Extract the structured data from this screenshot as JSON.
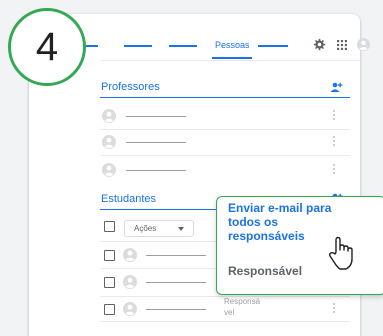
{
  "step_badge": {
    "number": "4"
  },
  "nav": {
    "active_tab": "Pessoas"
  },
  "icons": {
    "settings": "gear-icon",
    "apps": "apps-grid-icon",
    "account": "account-avatar-icon",
    "add_teacher": "add-person-icon",
    "add_student": "add-person-icon",
    "menu": "more-vert-icon",
    "pointer": "hand-pointer-icon"
  },
  "teachers": {
    "title": "Professores",
    "rows": [
      {},
      {},
      {}
    ]
  },
  "students": {
    "title": "Estudantes",
    "actions_label": "Ações",
    "rows": [
      {
        "hidden_label": ""
      },
      {
        "hidden_label": ""
      },
      {
        "hidden_label": "Responsá vel"
      }
    ]
  },
  "popup": {
    "items": [
      {
        "label": "Enviar e-mail para todos os responsáveis"
      },
      {
        "label": "Responsável"
      }
    ]
  },
  "colors": {
    "accent": "#1a73e8",
    "highlight_border": "#34a853",
    "placeholder": "#bdc1c6"
  }
}
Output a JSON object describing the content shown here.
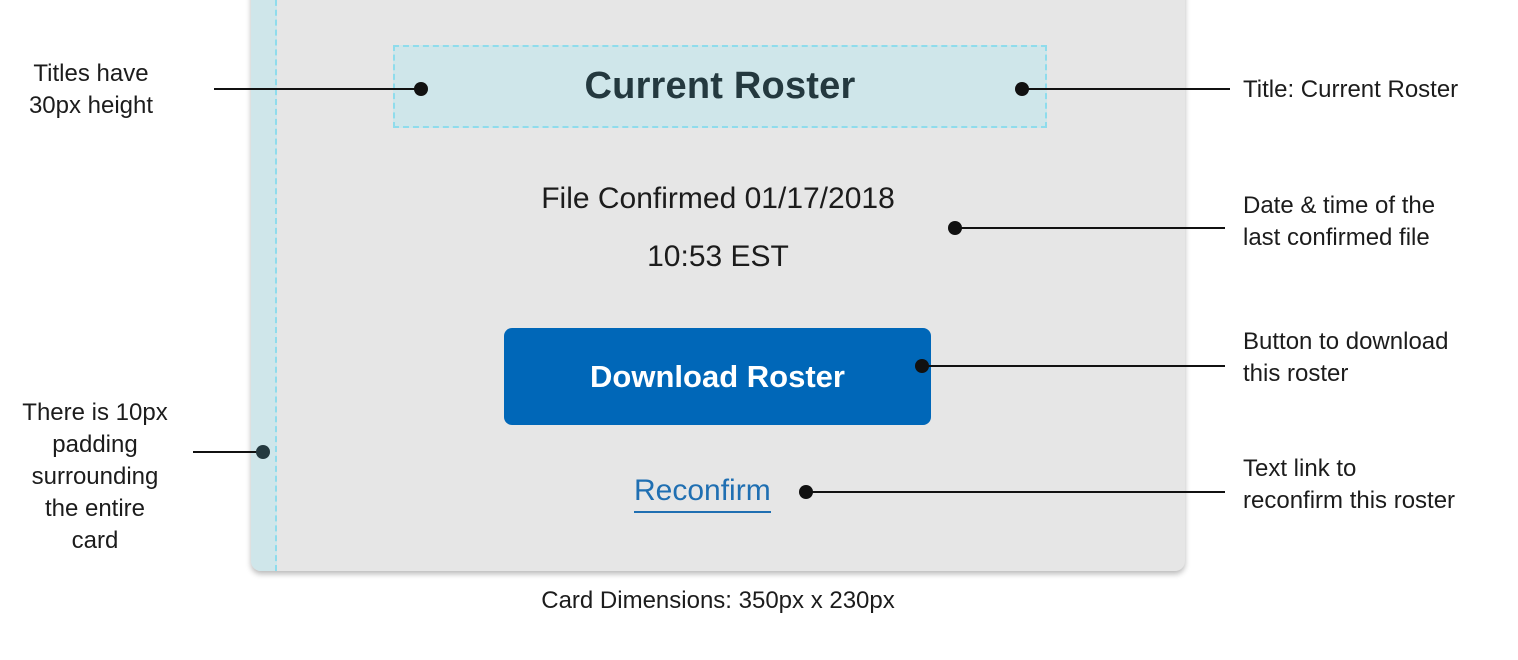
{
  "card": {
    "title": "Current Roster",
    "file_confirmed": "File Confirmed 01/17/2018",
    "confirmed_time": "10:53 EST",
    "download_button_label": "Download Roster",
    "reconfirm_link_label": "Reconfirm"
  },
  "annotations": {
    "title_height_line1": "Titles have",
    "title_height_line2": "30px height",
    "padding_line1": "There is 10px",
    "padding_line2": "padding",
    "padding_line3": "surrounding",
    "padding_line4": "the entire",
    "padding_line5": "card",
    "card_dimensions": "Card Dimensions: 350px x 230px",
    "title_label": "Title: Current Roster",
    "datetime_line1": "Date & time of the",
    "datetime_line2": "last confirmed file",
    "button_line1": "Button to download",
    "button_line2": "this roster",
    "link_line1": "Text link to",
    "link_line2": "reconfirm this roster"
  },
  "colors": {
    "card_background": "#e6e6e6",
    "guide_fill": "#cfe6ea",
    "guide_dash": "#8fdcec",
    "button_blue": "#0067b8",
    "link_blue": "#1f6fb2",
    "title_color": "#24393f"
  }
}
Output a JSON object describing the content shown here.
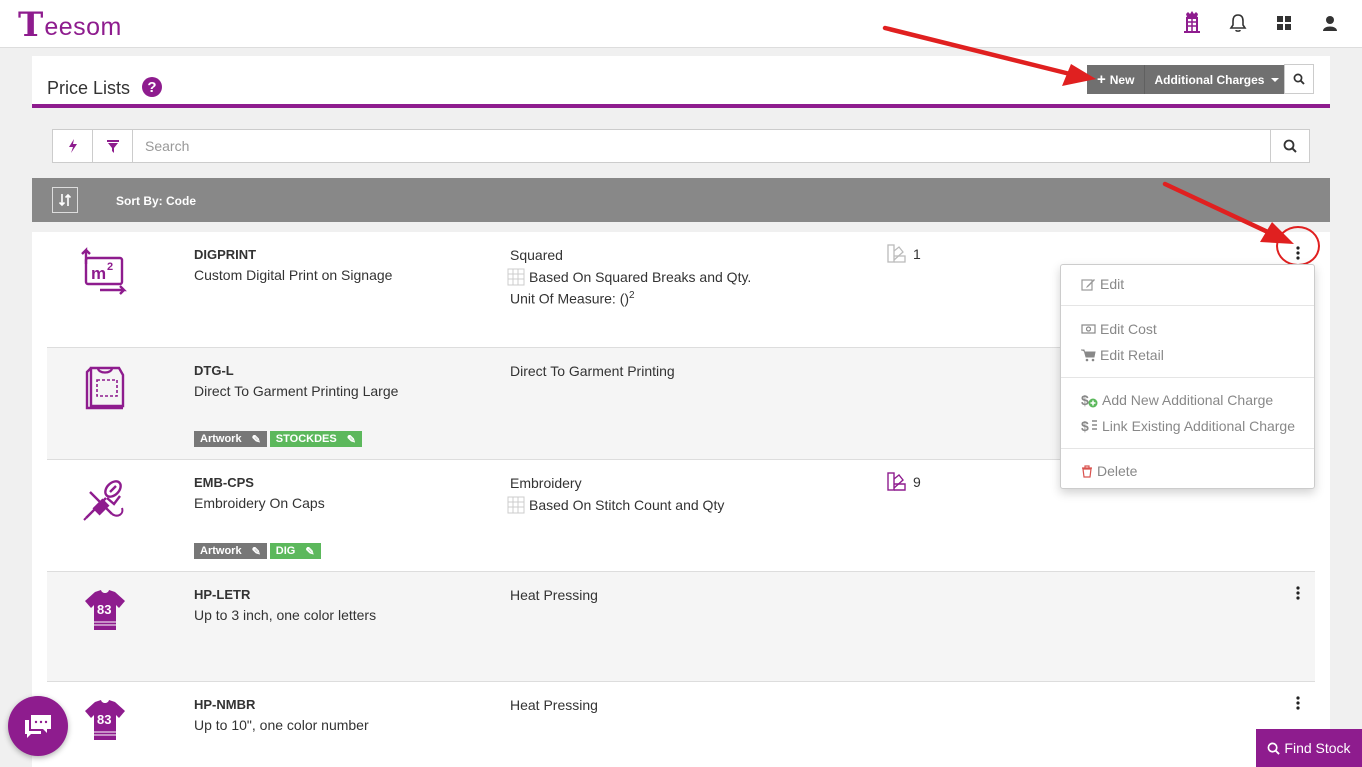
{
  "brand": {
    "logo_initial": "T",
    "logo_rest": "eesom",
    "accent_color": "#8e1c8e"
  },
  "nav": {
    "icons": [
      "castle-icon",
      "bell-icon",
      "grid-icon",
      "user-icon"
    ]
  },
  "header": {
    "title": "Price Lists",
    "help": "?",
    "new_label": "New",
    "charges_label": "Additional Charges"
  },
  "search": {
    "placeholder": "Search"
  },
  "sort": {
    "label": "Sort By: Code"
  },
  "rows": [
    {
      "code": "DIGPRINT",
      "description": "Custom Digital Print on Signage",
      "type": "Squared",
      "basis": "Based On Squared Breaks and Qty.",
      "uom_prefix": "Unit Of Measure: ()",
      "uom_sup": "2",
      "count": "1",
      "icon": "square-meter-icon"
    },
    {
      "code": "DTG-L",
      "description": "Direct To Garment Printing Large",
      "type": "Direct To Garment Printing",
      "tags": [
        "Artwork",
        "STOCKDES"
      ],
      "icon": "garment-print-icon"
    },
    {
      "code": "EMB-CPS",
      "description": "Embroidery On Caps",
      "type": "Embroidery",
      "basis": "Based On Stitch Count and Qty",
      "count": "9",
      "tags": [
        "Artwork",
        "DIG"
      ],
      "icon": "embroidery-needle-icon"
    },
    {
      "code": "HP-LETR",
      "description": "Up to 3 inch, one color letters",
      "type": "Heat Pressing",
      "icon": "jersey-icon",
      "jersey_number": "83"
    },
    {
      "code": "HP-NMBR",
      "description": "Up to 10\", one color number",
      "type": "Heat Pressing",
      "icon": "jersey-icon",
      "jersey_number": "83"
    }
  ],
  "dropdown": {
    "edit": "Edit",
    "edit_cost": "Edit Cost",
    "edit_retail": "Edit Retail",
    "add_new_charge": "Add New Additional Charge",
    "link_existing_charge": "Link Existing Additional Charge",
    "delete": "Delete"
  },
  "find_stock": "Find Stock"
}
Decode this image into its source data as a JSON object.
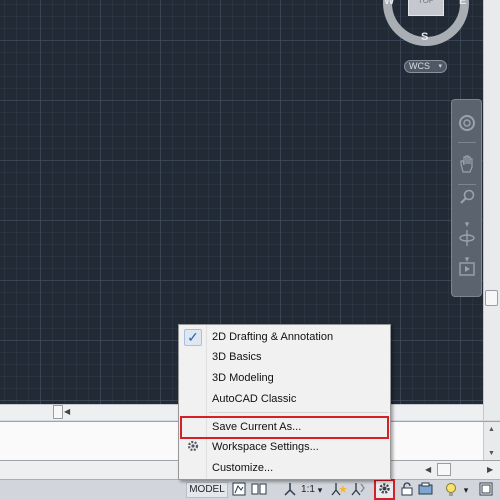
{
  "viewcube": {
    "face_label": "TOP",
    "north": "",
    "west": "W",
    "east": "E",
    "south": "S",
    "ucs_label": "WCS",
    "ucs_arrow": "▾"
  },
  "navbar": {
    "tools": [
      "steering-wheel-icon",
      "pan-hand-icon",
      "zoom-magnifier-icon",
      "orbit-icon",
      "showmotion-icon"
    ]
  },
  "workspace_menu": {
    "items": [
      {
        "label": "2D Drafting & Annotation",
        "checked": true,
        "icon": "checkmark-icon"
      },
      {
        "label": "3D Basics",
        "checked": false
      },
      {
        "label": "3D Modeling",
        "checked": false
      },
      {
        "label": "AutoCAD Classic",
        "checked": false
      }
    ],
    "actions": [
      {
        "label": "Save Current As...",
        "highlighted": true
      },
      {
        "label": "Workspace Settings...",
        "icon": "gear-icon"
      },
      {
        "label": "Customize..."
      }
    ]
  },
  "statusbar": {
    "model_label": "MODEL",
    "annotation_scale": "1:1",
    "scale_arrow": "▾",
    "icons": [
      "quick-view-layouts-icon",
      "quick-view-drawings-icon",
      "annotation-scale-icon",
      "annotation-visibility-icon",
      "auto-scale-icon",
      "workspace-switching-gear-icon",
      "lock-icon",
      "hardware-acceleration-icon",
      "isolate-objects-icon",
      "clean-screen-icon"
    ]
  },
  "colors": {
    "canvas_bg": "#222a36",
    "highlight_red": "#d62028",
    "check_blue": "#2464b6"
  }
}
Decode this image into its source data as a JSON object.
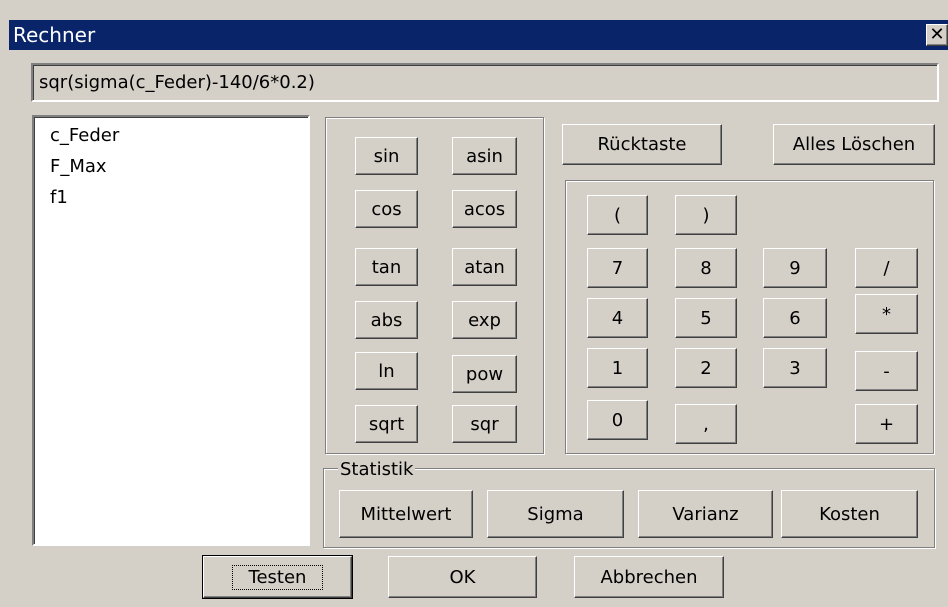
{
  "window": {
    "title": "Rechner"
  },
  "formula": {
    "value": "sqr(sigma(c_Feder)-140/6*0.2)"
  },
  "variables": [
    "c_Feder",
    "F_Max",
    "f1"
  ],
  "functions": {
    "sin": "sin",
    "asin": "asin",
    "cos": "cos",
    "acos": "acos",
    "tan": "tan",
    "atan": "atan",
    "abs": "abs",
    "exp": "exp",
    "ln": "ln",
    "pow": "pow",
    "sqrt": "sqrt",
    "sqr": "sqr"
  },
  "edit": {
    "backspace": "Rücktaste",
    "clear_all": "Alles Löschen"
  },
  "keypad": {
    "lparen": "(",
    "rparen": ")",
    "k7": "7",
    "k8": "8",
    "k9": "9",
    "div": "/",
    "k4": "4",
    "k5": "5",
    "k6": "6",
    "mul": "*",
    "k1": "1",
    "k2": "2",
    "k3": "3",
    "minus": "-",
    "k0": "0",
    "comma": ",",
    "plus": "+"
  },
  "statistik": {
    "legend": "Statistik",
    "mittelwert": "Mittelwert",
    "sigma": "Sigma",
    "varianz": "Varianz",
    "kosten": "Kosten"
  },
  "footer": {
    "testen": "Testen",
    "ok": "OK",
    "abbrechen": "Abbrechen"
  }
}
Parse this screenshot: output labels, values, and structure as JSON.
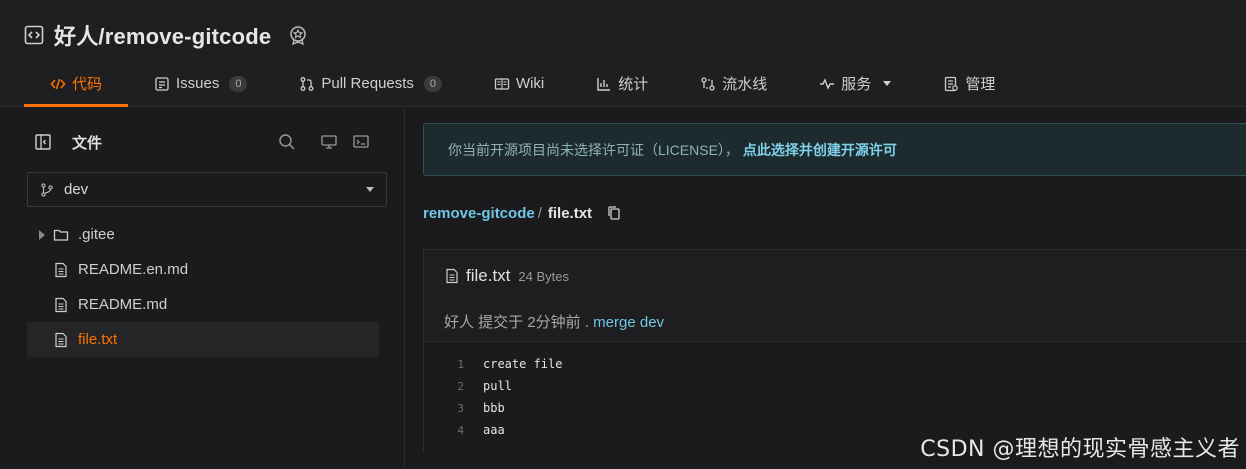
{
  "repo": {
    "title": "好人/remove-gitcode"
  },
  "tabs": [
    {
      "label": "代码",
      "icon": "code-icon",
      "active": true
    },
    {
      "label": "Issues",
      "icon": "issues-icon",
      "count": "0"
    },
    {
      "label": "Pull Requests",
      "icon": "pull-request-icon",
      "count": "0"
    },
    {
      "label": "Wiki",
      "icon": "wiki-icon"
    },
    {
      "label": "统计",
      "icon": "chart-icon"
    },
    {
      "label": "流水线",
      "icon": "pipeline-icon"
    },
    {
      "label": "服务",
      "icon": "pulse-icon"
    },
    {
      "label": "管理",
      "icon": "manage-icon"
    }
  ],
  "sidebar": {
    "label": "文件",
    "branch": "dev",
    "tree": [
      {
        "name": ".gitee",
        "type": "folder"
      },
      {
        "name": "README.en.md",
        "type": "file"
      },
      {
        "name": "README.md",
        "type": "file"
      },
      {
        "name": "file.txt",
        "type": "file",
        "selected": true
      }
    ]
  },
  "notice": {
    "text": "你当前开源项目尚未选择许可证（LICENSE），",
    "link": "点此选择并创建开源许可"
  },
  "breadcrumb": {
    "repo": "remove-gitcode",
    "sep": "/",
    "file": "file.txt"
  },
  "file": {
    "name": "file.txt",
    "size": "24 Bytes",
    "commit_prefix": "好人 提交于 2分钟前 .",
    "commit_msg": " merge dev",
    "lines": [
      {
        "no": "1",
        "text": "create file"
      },
      {
        "no": "2",
        "text": "pull"
      },
      {
        "no": "3",
        "text": "bbb"
      },
      {
        "no": "4",
        "text": "aaa"
      }
    ]
  },
  "watermark": "CSDN @理想的现实骨感主义者",
  "colors": {
    "accent": "#fe7300",
    "link": "#6fc6e4"
  }
}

************

**TASK OBJECTIVE:**
Return all lines containing the word "quick".

**EXERCISE SOLUTION:**
      "quick-view-layouts-icon",
      "quick-view-drawings-icon",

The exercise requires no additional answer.